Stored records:
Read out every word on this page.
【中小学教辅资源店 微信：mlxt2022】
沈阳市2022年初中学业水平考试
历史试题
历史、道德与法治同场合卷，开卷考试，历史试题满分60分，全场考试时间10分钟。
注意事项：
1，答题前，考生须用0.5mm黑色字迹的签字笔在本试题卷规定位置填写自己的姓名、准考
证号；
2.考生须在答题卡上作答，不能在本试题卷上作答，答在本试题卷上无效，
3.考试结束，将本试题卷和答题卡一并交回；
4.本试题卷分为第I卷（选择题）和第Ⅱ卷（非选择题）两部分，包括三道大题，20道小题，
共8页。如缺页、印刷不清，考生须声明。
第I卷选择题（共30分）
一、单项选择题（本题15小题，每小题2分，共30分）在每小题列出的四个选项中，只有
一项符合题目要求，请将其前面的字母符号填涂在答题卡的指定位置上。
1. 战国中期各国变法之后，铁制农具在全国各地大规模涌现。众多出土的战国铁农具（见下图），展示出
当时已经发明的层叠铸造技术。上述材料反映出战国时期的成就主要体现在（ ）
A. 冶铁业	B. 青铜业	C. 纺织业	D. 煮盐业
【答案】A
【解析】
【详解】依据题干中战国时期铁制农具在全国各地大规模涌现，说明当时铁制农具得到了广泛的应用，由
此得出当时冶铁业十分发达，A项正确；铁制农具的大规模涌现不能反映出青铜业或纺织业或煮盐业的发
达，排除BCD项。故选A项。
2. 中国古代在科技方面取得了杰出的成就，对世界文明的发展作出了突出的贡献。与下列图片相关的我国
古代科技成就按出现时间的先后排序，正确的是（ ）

* * *

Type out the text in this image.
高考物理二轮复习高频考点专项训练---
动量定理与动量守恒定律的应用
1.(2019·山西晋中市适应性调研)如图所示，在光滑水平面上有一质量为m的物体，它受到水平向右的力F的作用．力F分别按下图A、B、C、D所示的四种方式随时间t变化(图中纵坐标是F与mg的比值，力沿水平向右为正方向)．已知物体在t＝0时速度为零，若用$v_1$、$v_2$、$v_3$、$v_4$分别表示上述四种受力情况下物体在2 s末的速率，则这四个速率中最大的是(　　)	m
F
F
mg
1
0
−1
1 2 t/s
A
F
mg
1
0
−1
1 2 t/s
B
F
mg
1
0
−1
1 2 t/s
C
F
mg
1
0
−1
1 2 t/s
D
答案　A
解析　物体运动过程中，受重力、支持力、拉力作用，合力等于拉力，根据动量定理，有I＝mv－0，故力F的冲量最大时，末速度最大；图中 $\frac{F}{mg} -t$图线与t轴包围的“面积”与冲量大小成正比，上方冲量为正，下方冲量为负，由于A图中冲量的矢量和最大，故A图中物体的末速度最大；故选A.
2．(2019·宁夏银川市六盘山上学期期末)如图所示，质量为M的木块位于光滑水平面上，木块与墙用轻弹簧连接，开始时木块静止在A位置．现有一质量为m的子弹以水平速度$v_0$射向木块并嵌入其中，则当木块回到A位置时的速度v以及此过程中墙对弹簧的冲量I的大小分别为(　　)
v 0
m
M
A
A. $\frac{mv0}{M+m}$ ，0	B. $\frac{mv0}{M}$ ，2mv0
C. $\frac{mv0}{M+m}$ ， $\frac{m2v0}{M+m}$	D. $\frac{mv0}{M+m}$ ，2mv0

==

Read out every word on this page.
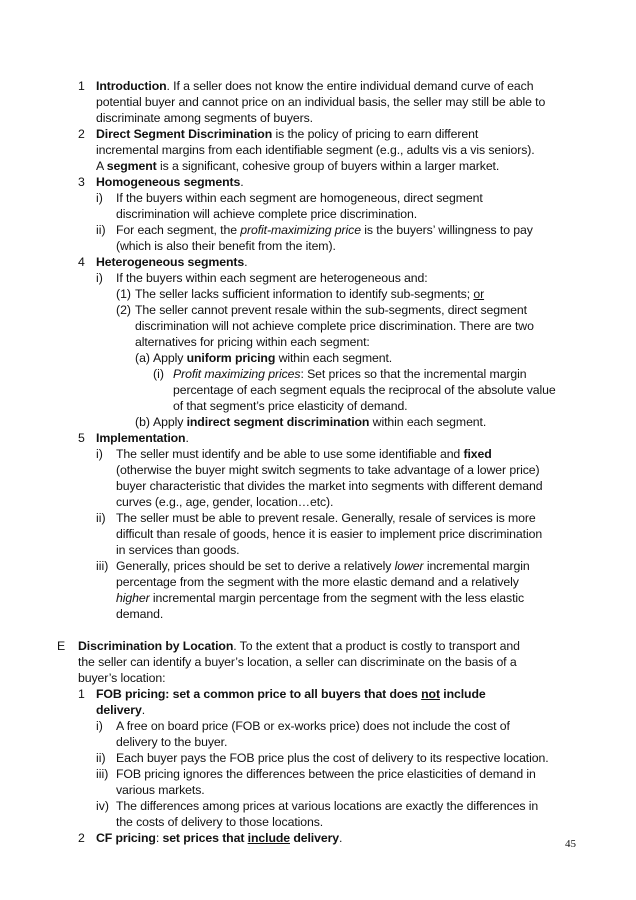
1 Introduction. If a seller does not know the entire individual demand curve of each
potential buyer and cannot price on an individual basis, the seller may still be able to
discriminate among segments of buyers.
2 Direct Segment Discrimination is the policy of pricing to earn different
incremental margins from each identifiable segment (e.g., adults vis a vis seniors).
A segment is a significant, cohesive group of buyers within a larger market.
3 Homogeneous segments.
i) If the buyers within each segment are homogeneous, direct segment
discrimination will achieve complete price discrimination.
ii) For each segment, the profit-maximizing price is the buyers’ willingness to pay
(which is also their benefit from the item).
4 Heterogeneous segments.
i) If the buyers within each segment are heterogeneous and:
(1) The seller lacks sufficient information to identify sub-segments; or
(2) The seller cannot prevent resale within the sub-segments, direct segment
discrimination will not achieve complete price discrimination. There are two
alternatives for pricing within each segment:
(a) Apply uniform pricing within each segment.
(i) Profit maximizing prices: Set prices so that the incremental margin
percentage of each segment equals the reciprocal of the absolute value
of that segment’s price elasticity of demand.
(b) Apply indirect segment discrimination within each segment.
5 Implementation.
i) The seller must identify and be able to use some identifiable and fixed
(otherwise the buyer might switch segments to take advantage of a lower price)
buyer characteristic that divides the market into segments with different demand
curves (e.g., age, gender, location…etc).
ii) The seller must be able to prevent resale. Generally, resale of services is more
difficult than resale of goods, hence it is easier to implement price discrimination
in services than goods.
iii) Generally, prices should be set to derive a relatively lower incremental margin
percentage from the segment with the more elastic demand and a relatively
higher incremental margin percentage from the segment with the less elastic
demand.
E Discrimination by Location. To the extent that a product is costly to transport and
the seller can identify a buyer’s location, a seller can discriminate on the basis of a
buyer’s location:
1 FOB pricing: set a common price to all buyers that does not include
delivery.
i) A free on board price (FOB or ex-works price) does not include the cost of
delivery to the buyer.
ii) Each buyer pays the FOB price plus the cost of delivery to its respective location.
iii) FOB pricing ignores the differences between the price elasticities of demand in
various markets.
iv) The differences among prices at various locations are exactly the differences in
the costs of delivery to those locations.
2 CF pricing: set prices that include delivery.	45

▸ Set problem: Show the lines from the data above that contain the string "lower".

▸ Reply:
(otherwise the buyer might switch segments to take advantage of a lower price)
iii) Generally, prices should be set to derive a relatively lower incremental margin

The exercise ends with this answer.